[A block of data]
================================

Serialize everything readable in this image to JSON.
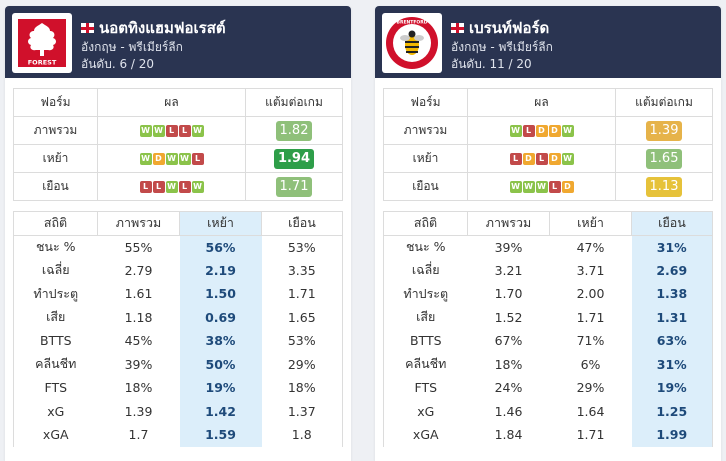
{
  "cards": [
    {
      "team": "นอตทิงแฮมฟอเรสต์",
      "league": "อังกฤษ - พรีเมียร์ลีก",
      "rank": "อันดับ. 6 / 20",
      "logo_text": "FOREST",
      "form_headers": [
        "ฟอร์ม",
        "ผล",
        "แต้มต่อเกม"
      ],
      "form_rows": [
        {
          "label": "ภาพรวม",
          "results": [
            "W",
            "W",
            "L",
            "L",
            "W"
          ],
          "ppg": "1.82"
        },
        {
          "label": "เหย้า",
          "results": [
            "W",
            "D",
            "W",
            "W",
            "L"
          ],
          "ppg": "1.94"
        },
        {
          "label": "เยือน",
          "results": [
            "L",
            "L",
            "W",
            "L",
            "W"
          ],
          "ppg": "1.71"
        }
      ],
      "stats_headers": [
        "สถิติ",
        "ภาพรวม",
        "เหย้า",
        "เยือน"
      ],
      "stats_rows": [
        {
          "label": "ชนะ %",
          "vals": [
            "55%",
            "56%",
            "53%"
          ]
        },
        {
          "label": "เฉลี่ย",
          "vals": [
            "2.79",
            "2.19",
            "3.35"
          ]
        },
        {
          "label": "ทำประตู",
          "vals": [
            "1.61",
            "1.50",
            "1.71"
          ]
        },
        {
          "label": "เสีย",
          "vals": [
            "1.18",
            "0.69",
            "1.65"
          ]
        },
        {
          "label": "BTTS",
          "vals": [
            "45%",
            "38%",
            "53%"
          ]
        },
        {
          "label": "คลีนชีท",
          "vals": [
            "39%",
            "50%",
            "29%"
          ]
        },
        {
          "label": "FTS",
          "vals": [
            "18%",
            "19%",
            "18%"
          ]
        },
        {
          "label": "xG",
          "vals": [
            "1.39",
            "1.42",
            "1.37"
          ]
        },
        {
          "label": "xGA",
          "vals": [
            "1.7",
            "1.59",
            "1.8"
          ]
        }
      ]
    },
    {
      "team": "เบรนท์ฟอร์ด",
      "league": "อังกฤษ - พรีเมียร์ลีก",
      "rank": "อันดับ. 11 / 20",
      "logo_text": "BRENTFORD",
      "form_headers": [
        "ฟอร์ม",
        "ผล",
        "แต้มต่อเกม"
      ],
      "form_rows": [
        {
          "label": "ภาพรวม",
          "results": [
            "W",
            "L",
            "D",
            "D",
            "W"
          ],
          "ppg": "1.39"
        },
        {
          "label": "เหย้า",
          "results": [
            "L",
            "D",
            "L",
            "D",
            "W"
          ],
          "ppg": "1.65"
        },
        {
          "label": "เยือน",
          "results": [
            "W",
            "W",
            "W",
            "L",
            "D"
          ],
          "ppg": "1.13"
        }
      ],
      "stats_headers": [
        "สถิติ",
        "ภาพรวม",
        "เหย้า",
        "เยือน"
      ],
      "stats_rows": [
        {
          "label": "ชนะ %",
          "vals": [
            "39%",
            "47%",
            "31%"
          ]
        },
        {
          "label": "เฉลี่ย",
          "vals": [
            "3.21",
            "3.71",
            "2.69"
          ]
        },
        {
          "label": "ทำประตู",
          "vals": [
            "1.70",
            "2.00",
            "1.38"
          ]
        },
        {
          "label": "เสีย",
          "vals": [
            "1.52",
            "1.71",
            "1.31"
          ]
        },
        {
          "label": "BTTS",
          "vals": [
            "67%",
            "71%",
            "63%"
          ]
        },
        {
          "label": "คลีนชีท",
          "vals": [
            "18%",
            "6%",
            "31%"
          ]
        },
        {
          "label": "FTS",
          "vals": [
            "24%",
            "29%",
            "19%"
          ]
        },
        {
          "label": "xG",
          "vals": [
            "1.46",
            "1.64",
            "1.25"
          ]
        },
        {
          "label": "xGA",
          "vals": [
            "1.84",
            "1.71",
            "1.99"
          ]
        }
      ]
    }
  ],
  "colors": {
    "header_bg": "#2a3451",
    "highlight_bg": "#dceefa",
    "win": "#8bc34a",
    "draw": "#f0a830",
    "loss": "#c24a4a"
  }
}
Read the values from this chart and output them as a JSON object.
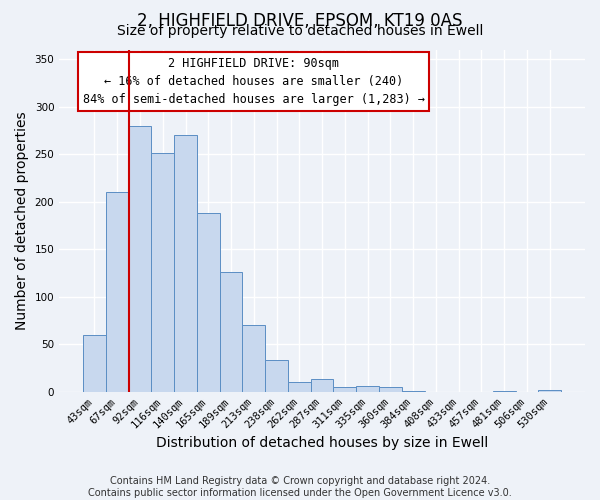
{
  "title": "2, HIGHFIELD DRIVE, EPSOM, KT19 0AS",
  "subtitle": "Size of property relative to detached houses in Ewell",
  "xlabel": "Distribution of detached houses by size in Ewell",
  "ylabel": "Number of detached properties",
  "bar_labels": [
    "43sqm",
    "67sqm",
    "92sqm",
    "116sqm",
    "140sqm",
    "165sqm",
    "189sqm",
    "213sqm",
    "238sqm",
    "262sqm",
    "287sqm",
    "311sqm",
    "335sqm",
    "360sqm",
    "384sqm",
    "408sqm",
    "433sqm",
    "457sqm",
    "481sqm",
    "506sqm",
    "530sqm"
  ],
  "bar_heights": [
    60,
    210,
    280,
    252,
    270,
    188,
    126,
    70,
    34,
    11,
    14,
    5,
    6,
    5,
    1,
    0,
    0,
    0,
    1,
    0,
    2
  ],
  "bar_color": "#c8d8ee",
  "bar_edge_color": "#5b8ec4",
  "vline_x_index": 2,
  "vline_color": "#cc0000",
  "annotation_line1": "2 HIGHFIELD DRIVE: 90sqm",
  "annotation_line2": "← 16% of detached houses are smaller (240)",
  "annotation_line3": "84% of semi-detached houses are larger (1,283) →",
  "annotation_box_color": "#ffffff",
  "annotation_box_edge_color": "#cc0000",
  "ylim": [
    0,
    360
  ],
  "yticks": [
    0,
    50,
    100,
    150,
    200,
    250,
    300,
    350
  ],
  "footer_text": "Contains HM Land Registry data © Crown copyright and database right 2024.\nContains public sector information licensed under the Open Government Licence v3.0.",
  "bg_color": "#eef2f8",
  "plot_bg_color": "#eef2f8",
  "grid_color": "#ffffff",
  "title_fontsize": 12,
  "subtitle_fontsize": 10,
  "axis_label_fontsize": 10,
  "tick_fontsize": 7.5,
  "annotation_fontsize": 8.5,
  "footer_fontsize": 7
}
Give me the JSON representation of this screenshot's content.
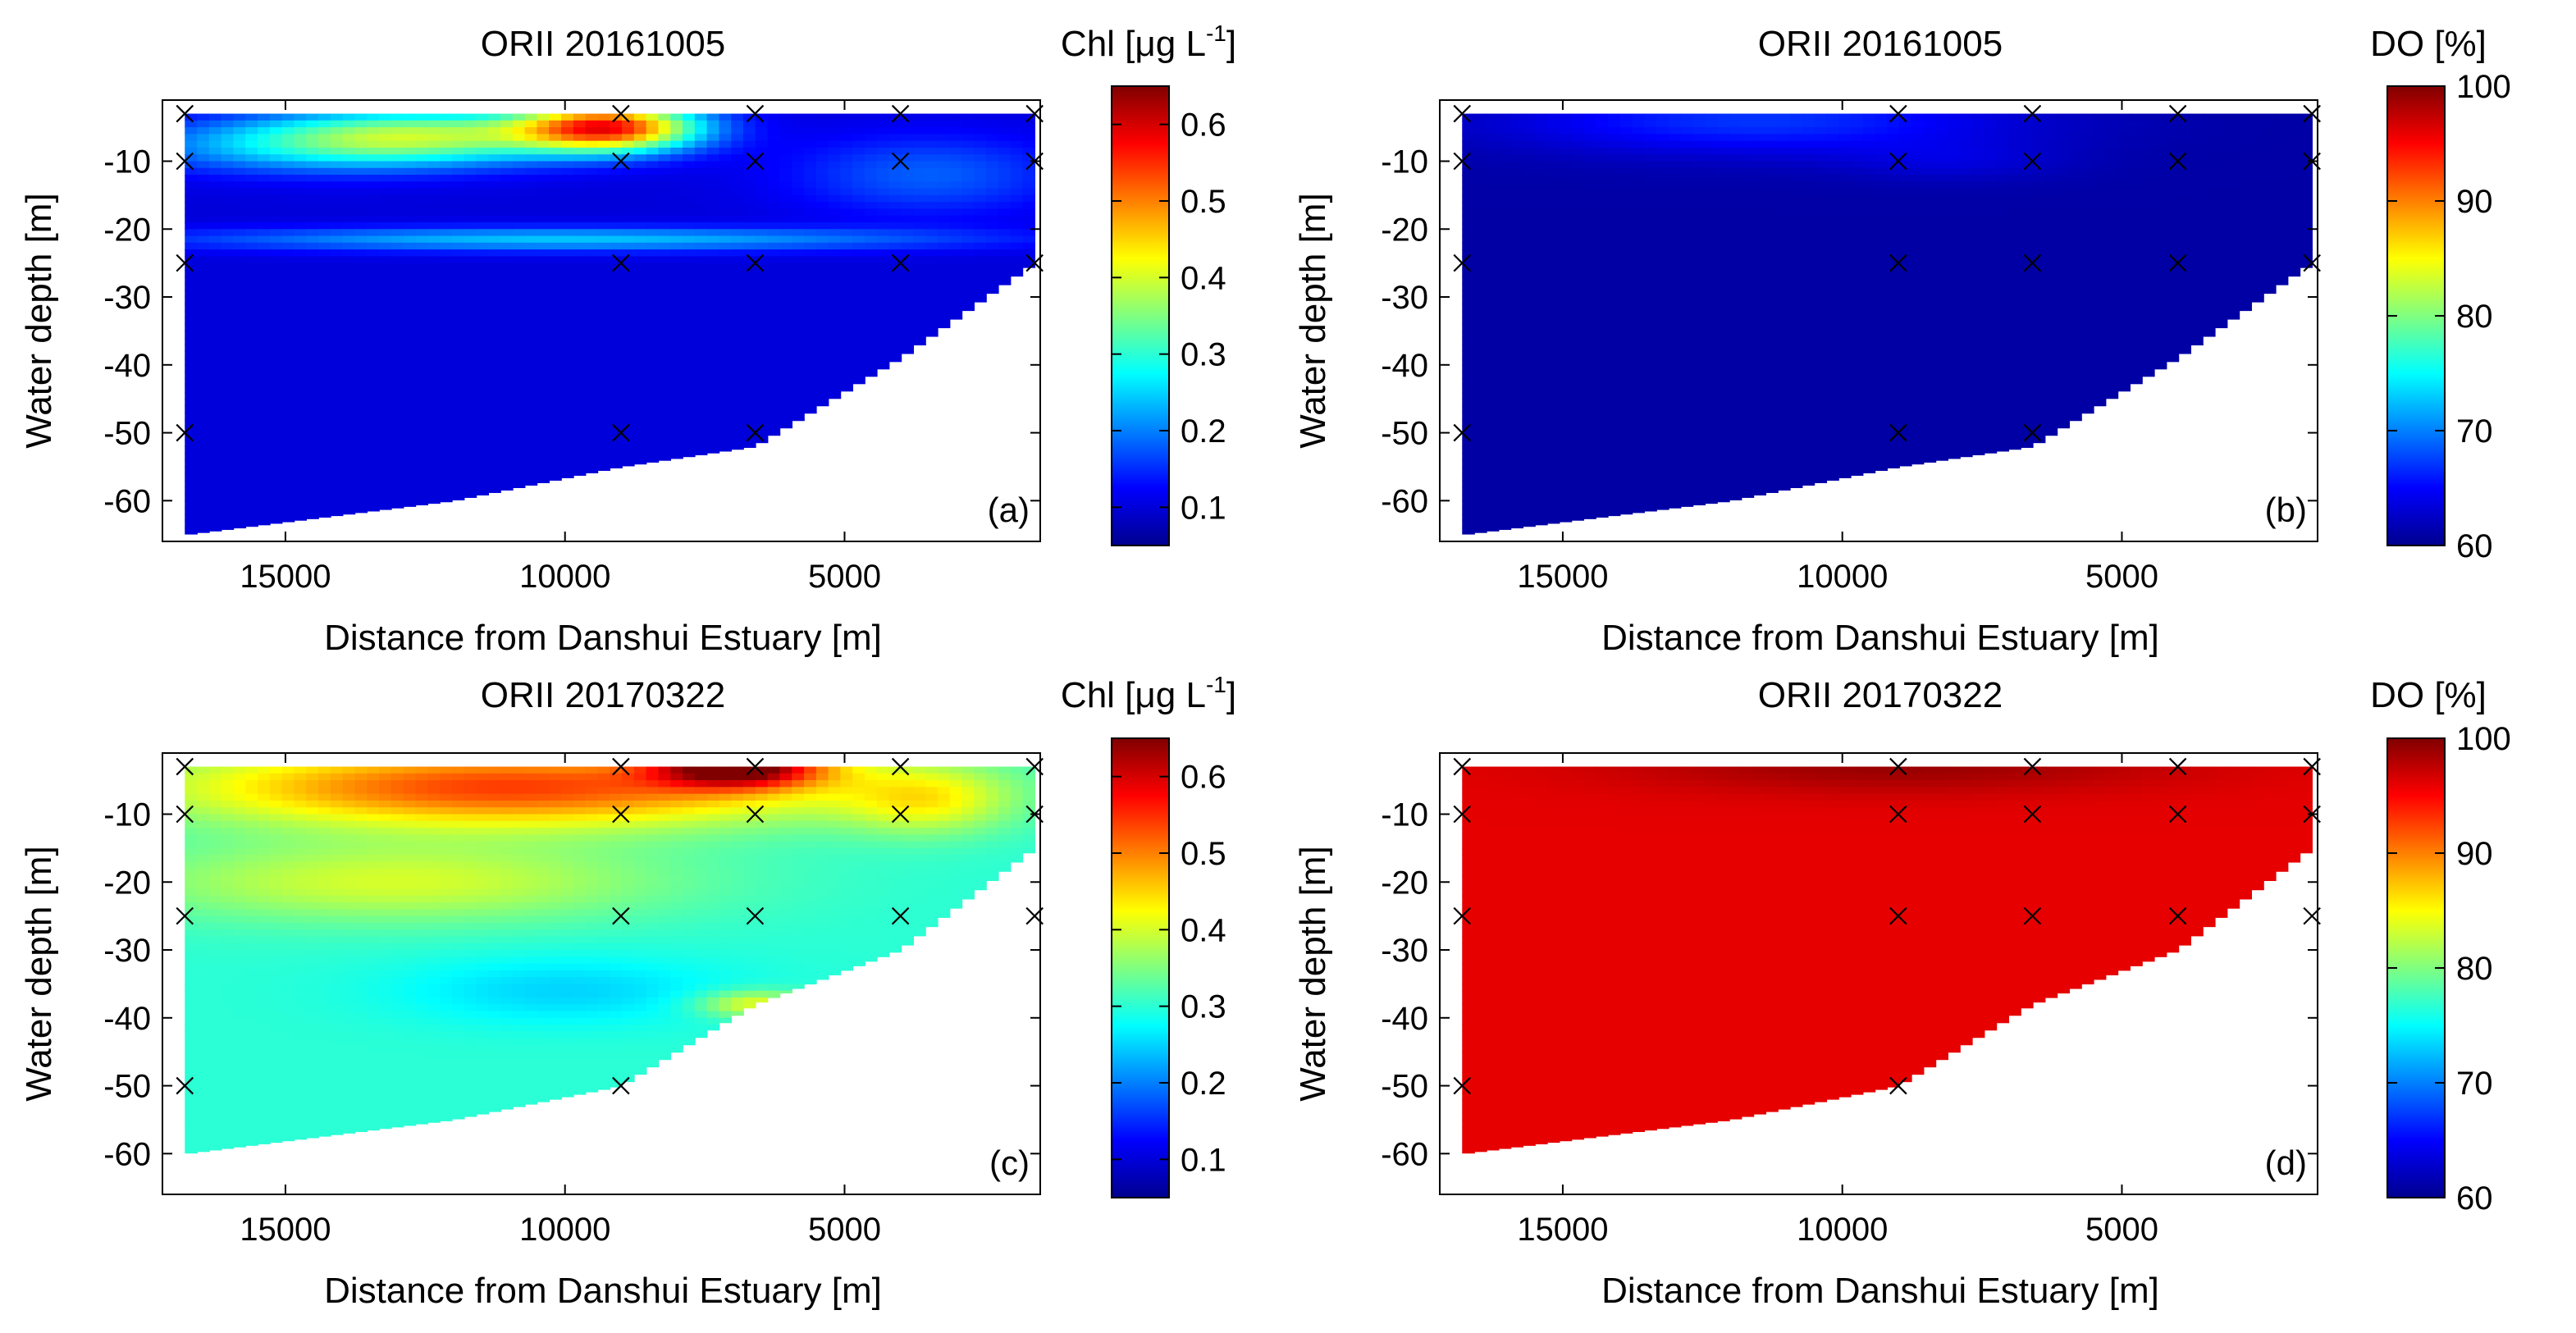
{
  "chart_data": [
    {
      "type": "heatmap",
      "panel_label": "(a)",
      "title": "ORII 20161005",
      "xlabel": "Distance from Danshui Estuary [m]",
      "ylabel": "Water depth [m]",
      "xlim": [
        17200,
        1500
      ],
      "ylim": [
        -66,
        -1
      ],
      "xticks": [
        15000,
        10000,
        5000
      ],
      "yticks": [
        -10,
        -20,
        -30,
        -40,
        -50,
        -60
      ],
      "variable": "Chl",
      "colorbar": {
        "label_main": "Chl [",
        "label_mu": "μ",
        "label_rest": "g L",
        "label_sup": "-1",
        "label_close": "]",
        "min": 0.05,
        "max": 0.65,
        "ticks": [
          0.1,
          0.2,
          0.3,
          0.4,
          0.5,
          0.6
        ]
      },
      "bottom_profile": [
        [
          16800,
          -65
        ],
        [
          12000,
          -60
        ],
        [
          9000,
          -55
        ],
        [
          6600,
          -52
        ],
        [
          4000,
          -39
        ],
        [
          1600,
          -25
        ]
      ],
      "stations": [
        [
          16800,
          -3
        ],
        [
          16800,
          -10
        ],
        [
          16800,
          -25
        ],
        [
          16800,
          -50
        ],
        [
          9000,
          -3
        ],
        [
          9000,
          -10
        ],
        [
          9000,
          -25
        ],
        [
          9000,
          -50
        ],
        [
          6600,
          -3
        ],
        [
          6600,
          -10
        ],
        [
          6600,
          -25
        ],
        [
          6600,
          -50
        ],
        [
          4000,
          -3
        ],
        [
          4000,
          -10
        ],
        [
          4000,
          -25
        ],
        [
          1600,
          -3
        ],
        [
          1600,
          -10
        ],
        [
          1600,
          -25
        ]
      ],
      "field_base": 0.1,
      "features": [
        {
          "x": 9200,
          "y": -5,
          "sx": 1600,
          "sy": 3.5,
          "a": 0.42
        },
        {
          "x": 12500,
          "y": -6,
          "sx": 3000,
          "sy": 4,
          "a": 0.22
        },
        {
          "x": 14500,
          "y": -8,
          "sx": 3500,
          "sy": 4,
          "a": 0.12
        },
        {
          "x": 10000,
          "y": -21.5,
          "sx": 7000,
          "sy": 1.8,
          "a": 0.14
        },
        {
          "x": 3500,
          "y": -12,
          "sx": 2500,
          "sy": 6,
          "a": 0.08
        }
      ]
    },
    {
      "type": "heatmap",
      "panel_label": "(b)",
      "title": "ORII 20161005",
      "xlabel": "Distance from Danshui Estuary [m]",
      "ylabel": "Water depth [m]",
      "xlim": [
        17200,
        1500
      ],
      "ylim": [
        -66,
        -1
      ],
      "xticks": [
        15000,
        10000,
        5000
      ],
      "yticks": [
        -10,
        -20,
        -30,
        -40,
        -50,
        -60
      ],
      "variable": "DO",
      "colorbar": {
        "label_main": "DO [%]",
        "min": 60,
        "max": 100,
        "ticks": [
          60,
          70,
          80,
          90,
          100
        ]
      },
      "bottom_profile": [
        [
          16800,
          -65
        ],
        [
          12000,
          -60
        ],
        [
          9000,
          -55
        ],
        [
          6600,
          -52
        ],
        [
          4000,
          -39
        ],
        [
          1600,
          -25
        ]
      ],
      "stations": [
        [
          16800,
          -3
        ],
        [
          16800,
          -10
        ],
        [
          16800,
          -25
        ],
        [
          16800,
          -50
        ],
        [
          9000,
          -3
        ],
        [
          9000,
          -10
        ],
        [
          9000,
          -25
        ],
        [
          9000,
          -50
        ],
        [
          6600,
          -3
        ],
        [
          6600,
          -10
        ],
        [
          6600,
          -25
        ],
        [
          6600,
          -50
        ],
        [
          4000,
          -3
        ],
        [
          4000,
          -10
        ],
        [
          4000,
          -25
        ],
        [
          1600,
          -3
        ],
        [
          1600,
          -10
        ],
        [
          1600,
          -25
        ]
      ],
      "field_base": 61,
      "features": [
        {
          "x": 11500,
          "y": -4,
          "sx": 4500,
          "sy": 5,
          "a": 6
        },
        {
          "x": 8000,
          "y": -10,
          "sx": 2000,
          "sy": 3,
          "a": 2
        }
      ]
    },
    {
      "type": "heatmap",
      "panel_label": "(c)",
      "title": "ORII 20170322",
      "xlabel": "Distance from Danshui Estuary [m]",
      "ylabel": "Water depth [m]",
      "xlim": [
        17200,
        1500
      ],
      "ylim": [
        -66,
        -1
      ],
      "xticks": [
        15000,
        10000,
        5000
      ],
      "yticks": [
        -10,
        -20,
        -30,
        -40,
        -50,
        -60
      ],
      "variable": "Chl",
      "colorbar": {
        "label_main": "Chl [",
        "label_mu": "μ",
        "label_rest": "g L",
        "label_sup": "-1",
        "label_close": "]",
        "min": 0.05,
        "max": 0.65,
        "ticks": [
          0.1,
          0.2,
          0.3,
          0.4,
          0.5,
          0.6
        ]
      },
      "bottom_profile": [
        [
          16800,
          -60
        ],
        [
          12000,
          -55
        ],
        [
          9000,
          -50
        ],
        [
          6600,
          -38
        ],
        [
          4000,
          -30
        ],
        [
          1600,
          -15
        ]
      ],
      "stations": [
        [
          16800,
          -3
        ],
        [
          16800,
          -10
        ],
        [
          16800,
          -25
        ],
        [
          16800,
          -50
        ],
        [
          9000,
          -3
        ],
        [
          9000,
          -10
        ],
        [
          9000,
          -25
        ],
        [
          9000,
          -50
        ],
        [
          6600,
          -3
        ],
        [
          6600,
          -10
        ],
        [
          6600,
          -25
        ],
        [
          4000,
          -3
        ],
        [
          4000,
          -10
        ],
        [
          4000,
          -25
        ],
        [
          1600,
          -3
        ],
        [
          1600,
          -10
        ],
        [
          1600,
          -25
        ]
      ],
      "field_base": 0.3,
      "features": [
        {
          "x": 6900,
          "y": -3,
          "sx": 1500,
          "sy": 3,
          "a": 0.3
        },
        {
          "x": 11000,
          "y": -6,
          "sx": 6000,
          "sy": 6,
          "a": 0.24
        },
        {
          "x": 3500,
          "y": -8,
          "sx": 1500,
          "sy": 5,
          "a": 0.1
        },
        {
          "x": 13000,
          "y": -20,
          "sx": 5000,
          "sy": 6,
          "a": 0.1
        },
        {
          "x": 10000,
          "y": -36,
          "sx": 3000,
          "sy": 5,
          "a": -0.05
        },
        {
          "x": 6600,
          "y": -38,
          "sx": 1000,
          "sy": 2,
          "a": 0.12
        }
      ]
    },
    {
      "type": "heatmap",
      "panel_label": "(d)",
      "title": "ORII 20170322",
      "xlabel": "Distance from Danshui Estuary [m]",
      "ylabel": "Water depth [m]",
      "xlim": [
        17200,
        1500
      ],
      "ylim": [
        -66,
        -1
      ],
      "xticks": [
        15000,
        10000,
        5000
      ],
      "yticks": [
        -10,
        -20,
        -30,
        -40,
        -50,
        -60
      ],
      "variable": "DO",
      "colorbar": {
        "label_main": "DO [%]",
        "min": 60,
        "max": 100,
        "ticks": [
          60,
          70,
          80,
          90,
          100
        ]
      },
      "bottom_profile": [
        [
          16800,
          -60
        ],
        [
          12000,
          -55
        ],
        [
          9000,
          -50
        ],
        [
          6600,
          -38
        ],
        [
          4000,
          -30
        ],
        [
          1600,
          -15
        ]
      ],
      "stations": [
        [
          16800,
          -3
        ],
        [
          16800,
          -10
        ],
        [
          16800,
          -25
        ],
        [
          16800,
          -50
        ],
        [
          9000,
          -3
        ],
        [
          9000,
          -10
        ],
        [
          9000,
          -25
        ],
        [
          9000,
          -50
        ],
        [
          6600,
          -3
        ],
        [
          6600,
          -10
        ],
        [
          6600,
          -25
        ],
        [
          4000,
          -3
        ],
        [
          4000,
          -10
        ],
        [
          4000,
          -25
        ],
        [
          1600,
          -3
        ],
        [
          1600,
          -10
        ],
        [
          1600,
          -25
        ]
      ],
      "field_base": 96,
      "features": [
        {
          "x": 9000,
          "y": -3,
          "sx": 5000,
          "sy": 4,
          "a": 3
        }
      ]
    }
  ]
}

================================

- **Stated problem**:
Extract every line above that contains the word "Ewell".

- **Solution for this problem**:
  "subtitle": "Size of property relative to detached houses in Ewell",
  "xlabel": "Distribution of detached houses by size in Ewell",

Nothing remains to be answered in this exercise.